• _Your task_
Rewrite the lines from the beginning up to and including the line containing "business-item-date: 2020-06-11 bbox=[668, 503, 710, 512]", replacing "Exhibitor Registration" with "Exhibitor Sign-up" and leaving all else unchanged.

[begin Extracted information]

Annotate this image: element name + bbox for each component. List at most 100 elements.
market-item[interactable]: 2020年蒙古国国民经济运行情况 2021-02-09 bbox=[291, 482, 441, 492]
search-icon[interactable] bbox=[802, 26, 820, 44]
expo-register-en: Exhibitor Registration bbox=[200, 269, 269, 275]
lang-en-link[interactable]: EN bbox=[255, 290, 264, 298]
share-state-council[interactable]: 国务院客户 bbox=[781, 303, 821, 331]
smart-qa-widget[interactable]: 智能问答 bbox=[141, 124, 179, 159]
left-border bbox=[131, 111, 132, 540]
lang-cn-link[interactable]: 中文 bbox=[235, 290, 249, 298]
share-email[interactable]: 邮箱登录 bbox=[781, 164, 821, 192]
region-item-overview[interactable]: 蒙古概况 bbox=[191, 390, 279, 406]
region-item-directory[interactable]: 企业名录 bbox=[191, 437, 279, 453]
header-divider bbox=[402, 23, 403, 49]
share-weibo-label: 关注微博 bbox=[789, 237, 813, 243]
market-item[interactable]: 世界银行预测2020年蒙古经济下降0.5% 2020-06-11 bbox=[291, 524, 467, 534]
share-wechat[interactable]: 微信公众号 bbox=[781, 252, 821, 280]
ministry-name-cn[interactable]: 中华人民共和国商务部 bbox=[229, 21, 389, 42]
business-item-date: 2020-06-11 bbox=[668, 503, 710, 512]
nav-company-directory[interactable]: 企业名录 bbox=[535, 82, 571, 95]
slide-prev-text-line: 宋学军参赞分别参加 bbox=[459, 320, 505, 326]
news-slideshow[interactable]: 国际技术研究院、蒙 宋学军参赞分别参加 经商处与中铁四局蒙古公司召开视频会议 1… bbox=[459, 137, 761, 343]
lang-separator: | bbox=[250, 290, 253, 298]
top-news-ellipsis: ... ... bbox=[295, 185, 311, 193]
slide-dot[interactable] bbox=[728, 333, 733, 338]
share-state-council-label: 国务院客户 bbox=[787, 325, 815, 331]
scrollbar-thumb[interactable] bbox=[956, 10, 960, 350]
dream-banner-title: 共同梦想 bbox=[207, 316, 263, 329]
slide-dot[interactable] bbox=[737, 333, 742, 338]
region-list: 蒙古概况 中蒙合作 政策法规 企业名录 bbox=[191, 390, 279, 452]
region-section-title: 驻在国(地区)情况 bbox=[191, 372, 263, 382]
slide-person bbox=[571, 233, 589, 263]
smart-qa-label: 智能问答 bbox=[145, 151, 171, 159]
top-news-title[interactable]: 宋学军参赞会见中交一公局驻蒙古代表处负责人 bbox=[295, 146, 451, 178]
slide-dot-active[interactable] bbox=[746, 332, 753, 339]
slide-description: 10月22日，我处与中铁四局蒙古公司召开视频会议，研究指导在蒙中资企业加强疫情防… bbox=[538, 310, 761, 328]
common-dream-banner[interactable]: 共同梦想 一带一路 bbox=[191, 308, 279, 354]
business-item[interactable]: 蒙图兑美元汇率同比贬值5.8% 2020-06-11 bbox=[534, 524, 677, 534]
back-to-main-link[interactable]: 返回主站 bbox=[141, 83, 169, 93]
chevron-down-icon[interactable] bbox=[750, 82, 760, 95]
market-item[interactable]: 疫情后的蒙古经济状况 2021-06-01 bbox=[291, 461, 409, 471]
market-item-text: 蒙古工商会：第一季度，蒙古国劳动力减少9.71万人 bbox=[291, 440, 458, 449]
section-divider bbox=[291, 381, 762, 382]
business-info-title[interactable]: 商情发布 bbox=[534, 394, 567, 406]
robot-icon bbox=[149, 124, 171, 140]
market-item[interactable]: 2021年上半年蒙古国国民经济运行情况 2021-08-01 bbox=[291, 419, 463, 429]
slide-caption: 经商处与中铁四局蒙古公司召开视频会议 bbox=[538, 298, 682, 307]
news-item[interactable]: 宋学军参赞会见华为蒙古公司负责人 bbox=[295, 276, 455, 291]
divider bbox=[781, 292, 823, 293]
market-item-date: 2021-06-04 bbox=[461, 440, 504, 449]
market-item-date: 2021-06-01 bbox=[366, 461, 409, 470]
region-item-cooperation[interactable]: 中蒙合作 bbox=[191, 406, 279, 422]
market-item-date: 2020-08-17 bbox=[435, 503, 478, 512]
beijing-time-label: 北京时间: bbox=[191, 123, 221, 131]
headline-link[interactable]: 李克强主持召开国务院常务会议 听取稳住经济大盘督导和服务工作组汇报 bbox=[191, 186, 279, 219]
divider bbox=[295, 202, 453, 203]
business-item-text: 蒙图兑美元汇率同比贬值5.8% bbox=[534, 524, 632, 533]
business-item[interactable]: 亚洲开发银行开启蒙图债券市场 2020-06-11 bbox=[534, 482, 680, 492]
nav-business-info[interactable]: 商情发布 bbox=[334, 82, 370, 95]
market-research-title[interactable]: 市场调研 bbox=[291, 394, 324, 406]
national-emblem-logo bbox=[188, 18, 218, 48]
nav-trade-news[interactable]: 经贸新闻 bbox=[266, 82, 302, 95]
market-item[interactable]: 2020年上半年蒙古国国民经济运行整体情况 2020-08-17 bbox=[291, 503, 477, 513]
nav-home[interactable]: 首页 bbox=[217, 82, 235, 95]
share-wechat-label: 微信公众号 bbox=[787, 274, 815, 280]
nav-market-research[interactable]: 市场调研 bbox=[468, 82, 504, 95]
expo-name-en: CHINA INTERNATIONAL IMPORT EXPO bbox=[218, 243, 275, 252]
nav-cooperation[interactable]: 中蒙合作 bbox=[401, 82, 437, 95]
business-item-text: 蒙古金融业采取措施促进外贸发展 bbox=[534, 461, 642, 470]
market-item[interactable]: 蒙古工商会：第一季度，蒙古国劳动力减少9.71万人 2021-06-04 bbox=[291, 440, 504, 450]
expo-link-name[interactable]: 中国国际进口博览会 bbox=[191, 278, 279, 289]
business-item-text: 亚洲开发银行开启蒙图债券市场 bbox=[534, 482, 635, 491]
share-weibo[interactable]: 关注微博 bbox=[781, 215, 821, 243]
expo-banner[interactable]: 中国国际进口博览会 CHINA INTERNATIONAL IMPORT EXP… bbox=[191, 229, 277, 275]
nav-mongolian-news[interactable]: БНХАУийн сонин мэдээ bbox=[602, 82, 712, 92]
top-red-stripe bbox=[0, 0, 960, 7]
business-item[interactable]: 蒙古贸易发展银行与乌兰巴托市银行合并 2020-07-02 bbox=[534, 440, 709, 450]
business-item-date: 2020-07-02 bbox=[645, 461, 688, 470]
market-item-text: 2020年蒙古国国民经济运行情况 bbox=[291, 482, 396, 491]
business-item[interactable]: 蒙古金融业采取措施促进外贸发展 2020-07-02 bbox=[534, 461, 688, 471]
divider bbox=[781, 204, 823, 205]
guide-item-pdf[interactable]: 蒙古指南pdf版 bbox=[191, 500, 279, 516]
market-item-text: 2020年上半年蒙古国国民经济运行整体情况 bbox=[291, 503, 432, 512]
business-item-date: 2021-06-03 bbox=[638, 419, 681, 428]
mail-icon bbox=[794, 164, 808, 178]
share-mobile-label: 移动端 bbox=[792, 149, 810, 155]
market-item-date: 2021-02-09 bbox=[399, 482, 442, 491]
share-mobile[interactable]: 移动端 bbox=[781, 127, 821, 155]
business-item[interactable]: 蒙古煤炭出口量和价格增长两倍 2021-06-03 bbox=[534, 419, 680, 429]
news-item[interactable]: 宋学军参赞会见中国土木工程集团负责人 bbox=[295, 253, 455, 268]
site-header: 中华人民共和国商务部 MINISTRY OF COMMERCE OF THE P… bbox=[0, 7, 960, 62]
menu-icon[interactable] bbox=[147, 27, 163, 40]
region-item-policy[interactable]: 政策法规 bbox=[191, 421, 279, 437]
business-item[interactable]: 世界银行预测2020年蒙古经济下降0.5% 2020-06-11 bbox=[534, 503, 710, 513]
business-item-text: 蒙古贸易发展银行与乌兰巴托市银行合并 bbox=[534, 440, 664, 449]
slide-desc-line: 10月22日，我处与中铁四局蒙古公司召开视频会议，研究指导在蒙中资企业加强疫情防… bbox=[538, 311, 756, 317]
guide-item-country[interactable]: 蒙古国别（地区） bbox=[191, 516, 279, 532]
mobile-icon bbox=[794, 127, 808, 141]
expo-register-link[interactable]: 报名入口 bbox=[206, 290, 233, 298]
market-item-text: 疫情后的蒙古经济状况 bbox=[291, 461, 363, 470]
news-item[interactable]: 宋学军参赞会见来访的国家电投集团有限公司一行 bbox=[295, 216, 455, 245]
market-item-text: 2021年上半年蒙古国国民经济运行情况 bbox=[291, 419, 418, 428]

[end Extracted information]

• _Solution for this task_
Annotate this image: element name + bbox for each component. List at most 100 elements.
market-item[interactable]: 2020年蒙古国国民经济运行情况 2021-02-09 bbox=[291, 482, 441, 492]
search-icon[interactable] bbox=[802, 26, 820, 44]
expo-register-en: Exhibitor Sign-up bbox=[200, 269, 269, 275]
lang-en-link[interactable]: EN bbox=[255, 290, 264, 298]
share-state-council[interactable]: 国务院客户 bbox=[781, 303, 821, 331]
smart-qa-widget[interactable]: 智能问答 bbox=[141, 124, 179, 159]
left-border bbox=[131, 111, 132, 540]
lang-cn-link[interactable]: 中文 bbox=[235, 290, 249, 298]
share-email[interactable]: 邮箱登录 bbox=[781, 164, 821, 192]
region-item-overview[interactable]: 蒙古概况 bbox=[191, 390, 279, 406]
region-item-directory[interactable]: 企业名录 bbox=[191, 437, 279, 453]
header-divider bbox=[402, 23, 403, 49]
share-weibo-label: 关注微博 bbox=[789, 237, 813, 243]
market-item[interactable]: 世界银行预测2020年蒙古经济下降0.5% 2020-06-11 bbox=[291, 524, 467, 534]
share-wechat[interactable]: 微信公众号 bbox=[781, 252, 821, 280]
ministry-name-cn[interactable]: 中华人民共和国商务部 bbox=[229, 21, 389, 42]
business-item-date: 2020-06-11 bbox=[668, 503, 710, 512]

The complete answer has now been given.